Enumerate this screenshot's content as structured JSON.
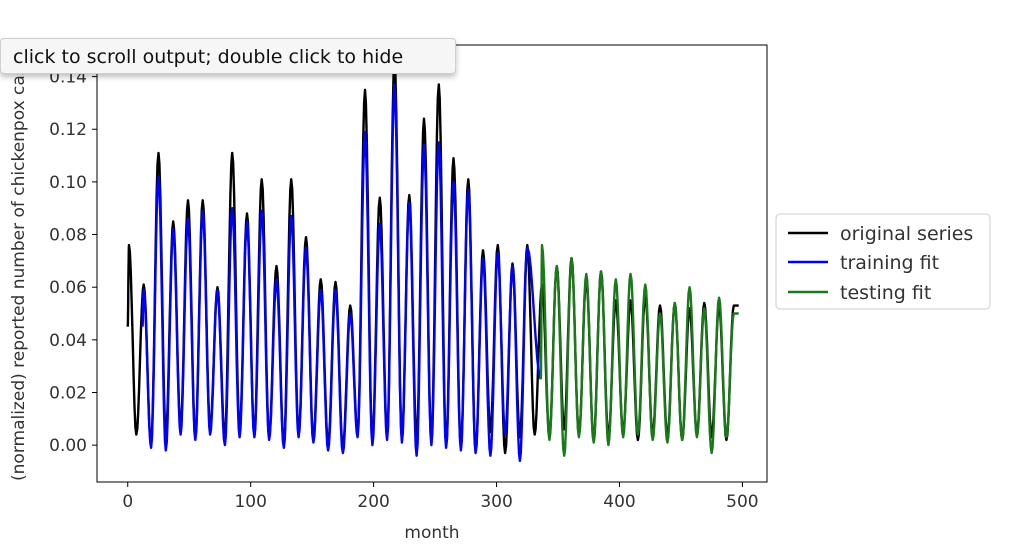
{
  "tooltip": {
    "text": "click to scroll output; double click to hide"
  },
  "colors": {
    "original": "#000000",
    "training": "#0000ff",
    "testing": "#1a7a1a"
  },
  "chart_data": {
    "type": "line",
    "title": "",
    "xlabel": "month",
    "ylabel": "(normalized) reported number of chickenpox cases",
    "xlim": [
      -25,
      520
    ],
    "ylim": [
      -0.014,
      0.152
    ],
    "xticks": [
      0,
      100,
      200,
      300,
      400,
      500
    ],
    "xtick_labels": [
      "0",
      "100",
      "200",
      "300",
      "400",
      "500"
    ],
    "yticks": [
      0.0,
      0.02,
      0.04,
      0.06,
      0.08,
      0.1,
      0.12,
      0.14
    ],
    "ytick_labels": [
      "0.00",
      "0.02",
      "0.04",
      "0.06",
      "0.08",
      "0.10",
      "0.12",
      "0.14"
    ],
    "legend_position": "outside-right",
    "period_months": 12,
    "series": [
      {
        "name": "original series",
        "color_key": "original",
        "x_range": [
          0,
          497
        ],
        "start_value": 0.045,
        "end_value": 0.053,
        "peaks": [
          0.076,
          0.061,
          0.111,
          0.085,
          0.093,
          0.093,
          0.06,
          0.111,
          0.088,
          0.101,
          0.068,
          0.101,
          0.079,
          0.063,
          0.062,
          0.053,
          0.135,
          0.094,
          0.147,
          0.095,
          0.124,
          0.137,
          0.109,
          0.101,
          0.074,
          0.076,
          0.069,
          0.076,
          0.061,
          0.068,
          0.071,
          0.063,
          0.066,
          0.055,
          0.055,
          0.057,
          0.053,
          0.054,
          0.052,
          0.054,
          0.053,
          0.053
        ],
        "troughs": [
          0.004,
          0.0,
          0.004,
          0.006,
          0.003,
          0.006,
          0.003,
          0.005,
          0.004,
          0.003,
          0.0,
          0.004,
          0.002,
          0.0,
          -0.001,
          0.004,
          0.001,
          0.003,
          0.002,
          0.002,
          0.001,
          0.0,
          -0.001,
          -0.002,
          0.005,
          -0.003,
          0.003,
          0.004,
          0.003,
          0.006,
          0.004,
          0.002,
          0.003,
          0.005,
          0.002,
          0.004,
          0.003,
          0.002,
          0.004,
          0.003,
          0.002
        ]
      },
      {
        "name": "training fit",
        "color_key": "training",
        "x_range": [
          12,
          336
        ],
        "start_value": 0.045,
        "end_value": 0.025,
        "peaks": [
          0.059,
          0.102,
          0.082,
          0.086,
          0.089,
          0.059,
          0.09,
          0.085,
          0.089,
          0.063,
          0.087,
          0.075,
          0.059,
          0.059,
          0.05,
          0.119,
          0.084,
          0.137,
          0.092,
          0.114,
          0.115,
          0.1,
          0.097,
          0.071,
          0.073,
          0.068,
          0.075
        ],
        "troughs": [
          -0.001,
          -0.002,
          0.004,
          0.002,
          0.004,
          0.0,
          0.003,
          0.003,
          0.002,
          -0.001,
          0.003,
          0.001,
          -0.002,
          -0.003,
          0.003,
          0.0,
          0.002,
          0.001,
          -0.004,
          0.0,
          -0.001,
          -0.002,
          -0.003,
          -0.004,
          0.004,
          -0.006
        ]
      },
      {
        "name": "testing fit",
        "color_key": "testing",
        "x_range": [
          336,
          497
        ],
        "start_value": 0.025,
        "end_value": 0.05,
        "peaks": [
          0.076,
          0.068,
          0.071,
          0.065,
          0.066,
          0.063,
          0.065,
          0.061,
          0.05,
          0.054,
          0.06,
          0.052,
          0.056,
          0.05,
          0.052
        ],
        "troughs": [
          0.002,
          -0.004,
          0.003,
          0.001,
          0.0,
          0.003,
          0.004,
          0.002,
          0.001,
          0.002,
          0.003,
          -0.003,
          0.003,
          -0.002
        ]
      }
    ]
  }
}
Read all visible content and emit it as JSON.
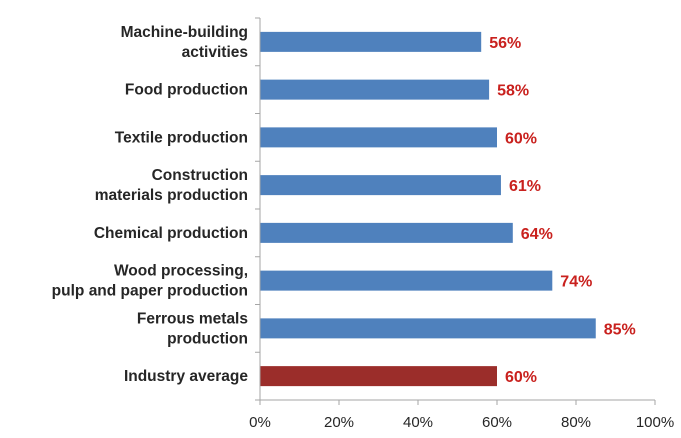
{
  "chart_data": {
    "type": "bar",
    "orientation": "horizontal",
    "title": "",
    "xlabel": "",
    "ylabel": "",
    "xlim": [
      0,
      100
    ],
    "grid": false,
    "legend": "none",
    "categories": [
      [
        "Machine-building",
        "activities"
      ],
      [
        "Food production"
      ],
      [
        "Textile production"
      ],
      [
        "Construction",
        "materials production"
      ],
      [
        "Chemical production"
      ],
      [
        "Wood processing,",
        "pulp and paper production"
      ],
      [
        "Ferrous metals",
        "production"
      ],
      [
        "Industry average"
      ]
    ],
    "values": [
      56,
      58,
      60,
      61,
      64,
      74,
      85,
      60
    ],
    "value_labels": [
      "56%",
      "58%",
      "60%",
      "61%",
      "64%",
      "74%",
      "85%",
      "60%"
    ],
    "bar_colors": [
      "#4f81bd",
      "#4f81bd",
      "#4f81bd",
      "#4f81bd",
      "#4f81bd",
      "#4f81bd",
      "#4f81bd",
      "#9b2d2a"
    ],
    "x_ticks": [
      0,
      20,
      40,
      60,
      80,
      100
    ],
    "x_tick_labels": [
      "0%",
      "20%",
      "40%",
      "60%",
      "80%",
      "100%"
    ],
    "value_label_color": "#c9211e",
    "axis_color": "#a6a6a6"
  }
}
########
### OBJECTIVE
Copy out the records above in full, exactly as written, but not the pictures.

### RESULT FOR THIS TASK
Enumerate this screenshot's content as structured JSON.
{
  "tooltip": {
    "text": "click to scroll output; double click to hide"
  },
  "colors": {
    "original": "#000000",
    "training": "#0000ff",
    "testing": "#1a7a1a"
  },
  "chart_data": {
    "type": "line",
    "title": "",
    "xlabel": "month",
    "ylabel": "(normalized) reported number of chickenpox cases",
    "xlim": [
      -25,
      520
    ],
    "ylim": [
      -0.014,
      0.152
    ],
    "xticks": [
      0,
      100,
      200,
      300,
      400,
      500
    ],
    "xtick_labels": [
      "0",
      "100",
      "200",
      "300",
      "400",
      "500"
    ],
    "yticks": [
      0.0,
      0.02,
      0.04,
      0.06,
      0.08,
      0.1,
      0.12,
      0.14
    ],
    "ytick_labels": [
      "0.00",
      "0.02",
      "0.04",
      "0.06",
      "0.08",
      "0.10",
      "0.12",
      "0.14"
    ],
    "legend_position": "outside-right",
    "period_months": 12,
    "series": [
      {
        "name": "original series",
        "color_key": "original",
        "x_range": [
          0,
          497
        ],
        "start_value": 0.045,
        "end_value": 0.053,
        "peaks": [
          0.076,
          0.061,
          0.111,
          0.085,
          0.093,
          0.093,
          0.06,
          0.111,
          0.088,
          0.101,
          0.068,
          0.101,
          0.079,
          0.063,
          0.062,
          0.053,
          0.135,
          0.094,
          0.147,
          0.095,
          0.124,
          0.137,
          0.109,
          0.101,
          0.074,
          0.076,
          0.069,
          0.076,
          0.061,
          0.068,
          0.071,
          0.063,
          0.066,
          0.055,
          0.055,
          0.057,
          0.053,
          0.054,
          0.052,
          0.054,
          0.053,
          0.053
        ],
        "troughs": [
          0.004,
          0.0,
          0.004,
          0.006,
          0.003,
          0.006,
          0.003,
          0.005,
          0.004,
          0.003,
          0.0,
          0.004,
          0.002,
          0.0,
          -0.001,
          0.004,
          0.001,
          0.003,
          0.002,
          0.002,
          0.001,
          0.0,
          -0.001,
          -0.002,
          0.005,
          -0.003,
          0.003,
          0.004,
          0.003,
          0.006,
          0.004,
          0.002,
          0.003,
          0.005,
          0.002,
          0.004,
          0.003,
          0.002,
          0.004,
          0.003,
          0.002
        ]
      },
      {
        "name": "training fit",
        "color_key": "training",
        "x_range": [
          12,
          336
        ],
        "start_value": 0.045,
        "end_value": 0.025,
        "peaks": [
          0.059,
          0.102,
          0.082,
          0.086,
          0.089,
          0.059,
          0.09,
          0.085,
          0.089,
          0.063,
          0.087,
          0.075,
          0.059,
          0.059,
          0.05,
          0.119,
          0.084,
          0.137,
          0.092,
          0.114,
          0.115,
          0.1,
          0.097,
          0.071,
          0.073,
          0.068,
          0.075
        ],
        "troughs": [
          -0.001,
          -0.002,
          0.004,
          0.002,
          0.004,
          0.0,
          0.003,
          0.003,
          0.002,
          -0.001,
          0.003,
          0.001,
          -0.002,
          -0.003,
          0.003,
          0.0,
          0.002,
          0.001,
          -0.004,
          0.0,
          -0.001,
          -0.002,
          -0.003,
          -0.004,
          0.004,
          -0.006
        ]
      },
      {
        "name": "testing fit",
        "color_key": "testing",
        "x_range": [
          336,
          497
        ],
        "start_value": 0.025,
        "end_value": 0.05,
        "peaks": [
          0.076,
          0.068,
          0.071,
          0.065,
          0.066,
          0.063,
          0.065,
          0.061,
          0.05,
          0.054,
          0.06,
          0.052,
          0.056,
          0.05,
          0.052
        ],
        "troughs": [
          0.002,
          -0.004,
          0.003,
          0.001,
          0.0,
          0.003,
          0.004,
          0.002,
          0.001,
          0.002,
          0.003,
          -0.003,
          0.003,
          -0.002
        ]
      }
    ]
  }
}
Read all visible content and emit it as JSON.
{
  "chart_data": {
    "type": "bar",
    "orientation": "horizontal",
    "title": "",
    "xlabel": "",
    "ylabel": "",
    "xlim": [
      0,
      100
    ],
    "grid": false,
    "legend": "none",
    "categories": [
      [
        "Machine-building",
        "activities"
      ],
      [
        "Food production"
      ],
      [
        "Textile production"
      ],
      [
        "Construction",
        "materials production"
      ],
      [
        "Chemical production"
      ],
      [
        "Wood processing,",
        "pulp and paper production"
      ],
      [
        "Ferrous metals",
        "production"
      ],
      [
        "Industry average"
      ]
    ],
    "values": [
      56,
      58,
      60,
      61,
      64,
      74,
      85,
      60
    ],
    "value_labels": [
      "56%",
      "58%",
      "60%",
      "61%",
      "64%",
      "74%",
      "85%",
      "60%"
    ],
    "bar_colors": [
      "#4f81bd",
      "#4f81bd",
      "#4f81bd",
      "#4f81bd",
      "#4f81bd",
      "#4f81bd",
      "#4f81bd",
      "#9b2d2a"
    ],
    "x_ticks": [
      0,
      20,
      40,
      60,
      80,
      100
    ],
    "x_tick_labels": [
      "0%",
      "20%",
      "40%",
      "60%",
      "80%",
      "100%"
    ],
    "value_label_color": "#c9211e",
    "axis_color": "#a6a6a6"
  }
}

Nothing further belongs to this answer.